Line by line, print the records exactly as they are, dropping the pictures.

Data under study section start

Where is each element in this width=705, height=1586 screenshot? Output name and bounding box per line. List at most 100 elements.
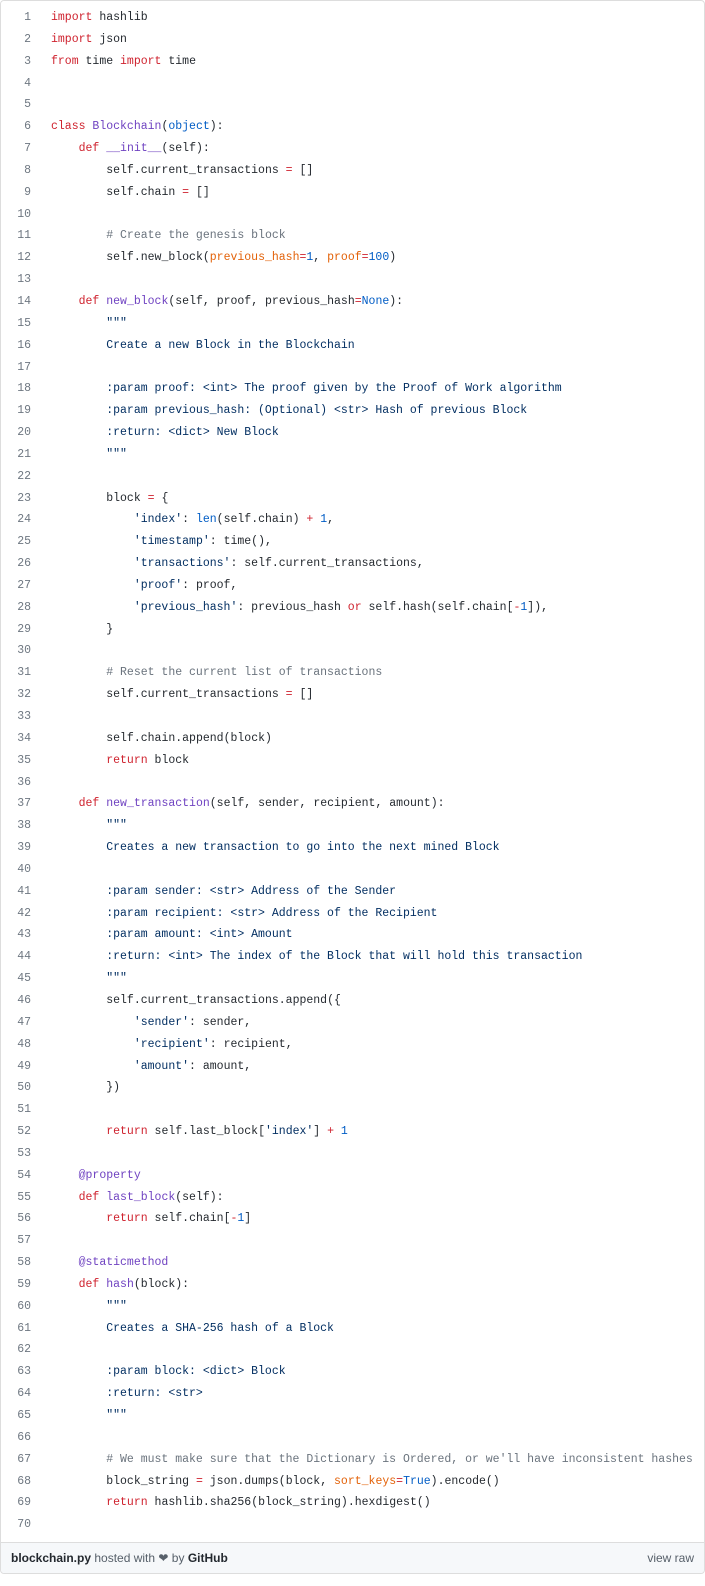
line-number[interactable]: 48 [1,1034,41,1056]
line-number[interactable]: 67 [1,1449,41,1471]
line-number[interactable]: 15 [1,313,41,335]
line-number[interactable]: 19 [1,400,41,422]
line-number[interactable]: 2 [1,29,41,51]
code-content[interactable]: def new_block(self, proof, previous_hash… [41,291,704,313]
code-content[interactable]: block_string = json.dumps(block, sort_ke… [41,1471,704,1493]
line-number[interactable]: 8 [1,160,41,182]
line-number[interactable]: 66 [1,1427,41,1449]
line-number[interactable]: 50 [1,1077,41,1099]
line-number[interactable]: 59 [1,1274,41,1296]
line-number[interactable]: 27 [1,575,41,597]
line-number[interactable]: 56 [1,1208,41,1230]
line-number[interactable]: 52 [1,1121,41,1143]
code-content[interactable]: self.current_transactions = [] [41,160,704,182]
code-content[interactable]: :param amount: <int> Amount [41,924,704,946]
line-number[interactable]: 22 [1,466,41,488]
code-content[interactable]: :param block: <dict> Block [41,1361,704,1383]
code-content[interactable] [41,357,704,379]
line-number[interactable]: 17 [1,357,41,379]
code-content[interactable]: from time import time [41,51,704,73]
code-content[interactable]: 'previous_hash': previous_hash or self.h… [41,597,704,619]
code-content[interactable]: class Blockchain(object): [41,116,704,138]
code-content[interactable]: def hash(block): [41,1274,704,1296]
line-number[interactable]: 42 [1,903,41,925]
line-number[interactable]: 4 [1,73,41,95]
code-content[interactable]: 'index': len(self.chain) + 1, [41,509,704,531]
line-number[interactable]: 49 [1,1056,41,1078]
code-content[interactable]: :param previous_hash: (Optional) <str> H… [41,400,704,422]
code-content[interactable] [41,1143,704,1165]
code-content[interactable]: :param sender: <str> Address of the Send… [41,881,704,903]
code-content[interactable]: @property [41,1165,704,1187]
code-content[interactable]: return block [41,750,704,772]
code-content[interactable] [41,772,704,794]
line-number[interactable]: 63 [1,1361,41,1383]
code-content[interactable]: self.chain.append(block) [41,728,704,750]
code-content[interactable]: """ [41,313,704,335]
line-number[interactable]: 64 [1,1383,41,1405]
line-number[interactable]: 33 [1,706,41,728]
line-number[interactable]: 26 [1,553,41,575]
line-number[interactable]: 6 [1,116,41,138]
code-content[interactable]: @staticmethod [41,1252,704,1274]
code-content[interactable]: Creates a SHA-256 hash of a Block [41,1318,704,1340]
line-number[interactable]: 34 [1,728,41,750]
code-content[interactable]: self.current_transactions = [] [41,684,704,706]
code-content[interactable] [41,466,704,488]
code-content[interactable] [41,1514,704,1542]
code-content[interactable]: import json [41,29,704,51]
github-link[interactable]: GitHub [188,1551,228,1565]
code-content[interactable]: :return: <int> The index of the Block th… [41,946,704,968]
code-content[interactable]: def new_transaction(self, sender, recipi… [41,793,704,815]
code-content[interactable]: """ [41,968,704,990]
line-number[interactable]: 35 [1,750,41,772]
line-number[interactable]: 54 [1,1165,41,1187]
line-number[interactable]: 57 [1,1230,41,1252]
line-number[interactable]: 20 [1,422,41,444]
code-content[interactable]: return self.chain[-1] [41,1208,704,1230]
code-content[interactable]: """ [41,815,704,837]
code-content[interactable]: """ [41,1405,704,1427]
line-number[interactable]: 46 [1,990,41,1012]
code-content[interactable]: 'timestamp': time(), [41,531,704,553]
line-number[interactable]: 14 [1,291,41,313]
line-number[interactable]: 61 [1,1318,41,1340]
line-number[interactable]: 11 [1,225,41,247]
code-content[interactable] [41,640,704,662]
line-number[interactable]: 24 [1,509,41,531]
code-content[interactable] [41,269,704,291]
code-content[interactable]: 'transactions': self.current_transaction… [41,553,704,575]
code-content[interactable]: # Create the genesis block [41,225,704,247]
code-content[interactable]: self.chain = [] [41,182,704,204]
line-number[interactable]: 18 [1,378,41,400]
line-number[interactable]: 45 [1,968,41,990]
line-number[interactable]: 38 [1,815,41,837]
line-number[interactable]: 5 [1,94,41,116]
code-content[interactable]: Create a new Block in the Blockchain [41,335,704,357]
line-number[interactable]: 10 [1,204,41,226]
line-number[interactable]: 69 [1,1492,41,1514]
line-number[interactable]: 62 [1,1339,41,1361]
line-number[interactable]: 21 [1,444,41,466]
code-content[interactable]: def __init__(self): [41,138,704,160]
line-number[interactable]: 28 [1,597,41,619]
line-number[interactable]: 41 [1,881,41,903]
code-content[interactable]: 'amount': amount, [41,1056,704,1078]
code-content[interactable]: import hashlib [41,1,704,29]
code-content[interactable]: """ [41,444,704,466]
line-number[interactable]: 51 [1,1099,41,1121]
line-number[interactable]: 31 [1,662,41,684]
code-content[interactable]: # We must make sure that the Dictionary … [41,1449,704,1471]
code-content[interactable]: 'proof': proof, [41,575,704,597]
line-number[interactable]: 23 [1,488,41,510]
line-number[interactable]: 40 [1,859,41,881]
line-number[interactable]: 1 [1,1,41,29]
code-content[interactable]: 'sender': sender, [41,1012,704,1034]
code-content[interactable] [41,204,704,226]
code-content[interactable]: Creates a new transaction to go into the… [41,837,704,859]
code-content[interactable] [41,1427,704,1449]
line-number[interactable]: 68 [1,1471,41,1493]
line-number[interactable]: 65 [1,1405,41,1427]
line-number[interactable]: 30 [1,640,41,662]
code-content[interactable] [41,1230,704,1252]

Data under study section end

[Written solution]:
Where is each element in this width=705, height=1586 screenshot? Output name and bounding box per line. List at most 100 elements.
line-number[interactable]: 48 [1,1034,41,1056]
line-number[interactable]: 67 [1,1449,41,1471]
line-number[interactable]: 15 [1,313,41,335]
line-number[interactable]: 19 [1,400,41,422]
line-number[interactable]: 2 [1,29,41,51]
code-content[interactable]: def new_block(self, proof, previous_hash… [41,291,704,313]
code-content[interactable]: block_string = json.dumps(block, sort_ke… [41,1471,704,1493]
line-number[interactable]: 8 [1,160,41,182]
line-number[interactable]: 66 [1,1427,41,1449]
line-number[interactable]: 50 [1,1077,41,1099]
line-number[interactable]: 59 [1,1274,41,1296]
line-number[interactable]: 27 [1,575,41,597]
line-number[interactable]: 56 [1,1208,41,1230]
line-number[interactable]: 52 [1,1121,41,1143]
code-content[interactable]: self.current_transactions = [] [41,160,704,182]
code-content[interactable]: :param amount: <int> Amount [41,924,704,946]
line-number[interactable]: 22 [1,466,41,488]
code-content[interactable]: :param block: <dict> Block [41,1361,704,1383]
code-content[interactable] [41,357,704,379]
line-number[interactable]: 17 [1,357,41,379]
code-content[interactable]: from time import time [41,51,704,73]
code-content[interactable]: 'previous_hash': previous_hash or self.h… [41,597,704,619]
code-content[interactable]: class Blockchain(object): [41,116,704,138]
code-content[interactable]: def hash(block): [41,1274,704,1296]
line-number[interactable]: 42 [1,903,41,925]
line-number[interactable]: 4 [1,73,41,95]
code-content[interactable]: 'index': len(self.chain) + 1, [41,509,704,531]
line-number[interactable]: 49 [1,1056,41,1078]
code-content[interactable]: :param previous_hash: (Optional) <str> H… [41,400,704,422]
code-content[interactable] [41,1143,704,1165]
code-content[interactable]: :param sender: <str> Address of the Send… [41,881,704,903]
code-content[interactable]: @property [41,1165,704,1187]
code-content[interactable]: return block [41,750,704,772]
code-content[interactable] [41,772,704,794]
line-number[interactable]: 63 [1,1361,41,1383]
code-content[interactable]: self.chain.append(block) [41,728,704,750]
code-content[interactable]: """ [41,313,704,335]
line-number[interactable]: 64 [1,1383,41,1405]
line-number[interactable]: 33 [1,706,41,728]
line-number[interactable]: 26 [1,553,41,575]
line-number[interactable]: 6 [1,116,41,138]
code-content[interactable]: @staticmethod [41,1252,704,1274]
code-content[interactable]: Creates a SHA-256 hash of a Block [41,1318,704,1340]
line-number[interactable]: 34 [1,728,41,750]
code-content[interactable]: self.current_transactions = [] [41,684,704,706]
code-content[interactable] [41,466,704,488]
code-content[interactable] [41,1514,704,1542]
code-content[interactable]: import json [41,29,704,51]
github-link[interactable]: GitHub [188,1551,228,1565]
code-content[interactable]: :return: <int> The index of the Block th… [41,946,704,968]
code-content[interactable]: def new_transaction(self, sender, recipi… [41,793,704,815]
code-content[interactable]: """ [41,968,704,990]
line-number[interactable]: 35 [1,750,41,772]
line-number[interactable]: 54 [1,1165,41,1187]
line-number[interactable]: 57 [1,1230,41,1252]
line-number[interactable]: 20 [1,422,41,444]
code-content[interactable]: return self.chain[-1] [41,1208,704,1230]
code-content[interactable]: """ [41,815,704,837]
code-content[interactable]: """ [41,1405,704,1427]
line-number[interactable]: 46 [1,990,41,1012]
code-content[interactable]: 'timestamp': time(), [41,531,704,553]
line-number[interactable]: 14 [1,291,41,313]
line-number[interactable]: 61 [1,1318,41,1340]
line-number[interactable]: 11 [1,225,41,247]
code-content[interactable] [41,640,704,662]
line-number[interactable]: 24 [1,509,41,531]
code-content[interactable] [41,269,704,291]
code-content[interactable]: 'transactions': self.current_transaction… [41,553,704,575]
code-content[interactable]: # Create the genesis block [41,225,704,247]
code-content[interactable]: self.chain = [] [41,182,704,204]
line-number[interactable]: 18 [1,378,41,400]
line-number[interactable]: 45 [1,968,41,990]
line-number[interactable]: 38 [1,815,41,837]
line-number[interactable]: 5 [1,94,41,116]
code-content[interactable]: Create a new Block in the Blockchain [41,335,704,357]
line-number[interactable]: 10 [1,204,41,226]
line-number[interactable]: 69 [1,1492,41,1514]
line-number[interactable]: 62 [1,1339,41,1361]
line-number[interactable]: 21 [1,444,41,466]
code-content[interactable]: def __init__(self): [41,138,704,160]
line-number[interactable]: 28 [1,597,41,619]
line-number[interactable]: 41 [1,881,41,903]
code-content[interactable]: 'amount': amount, [41,1056,704,1078]
code-content[interactable]: import hashlib [41,1,704,29]
code-content[interactable]: """ [41,444,704,466]
line-number[interactable]: 51 [1,1099,41,1121]
line-number[interactable]: 31 [1,662,41,684]
code-content[interactable]: # We must make sure that the Dictionary … [41,1449,704,1471]
code-content[interactable]: 'proof': proof, [41,575,704,597]
line-number[interactable]: 23 [1,488,41,510]
line-number[interactable]: 40 [1,859,41,881]
line-number[interactable]: 1 [1,1,41,29]
code-content[interactable]: 'sender': sender, [41,1012,704,1034]
code-content[interactable] [41,204,704,226]
code-content[interactable]: Creates a new transaction to go into the… [41,837,704,859]
code-content[interactable] [41,1427,704,1449]
line-number[interactable]: 68 [1,1471,41,1493]
line-number[interactable]: 65 [1,1405,41,1427]
line-number[interactable]: 30 [1,640,41,662]
code-content[interactable] [41,1230,704,1252]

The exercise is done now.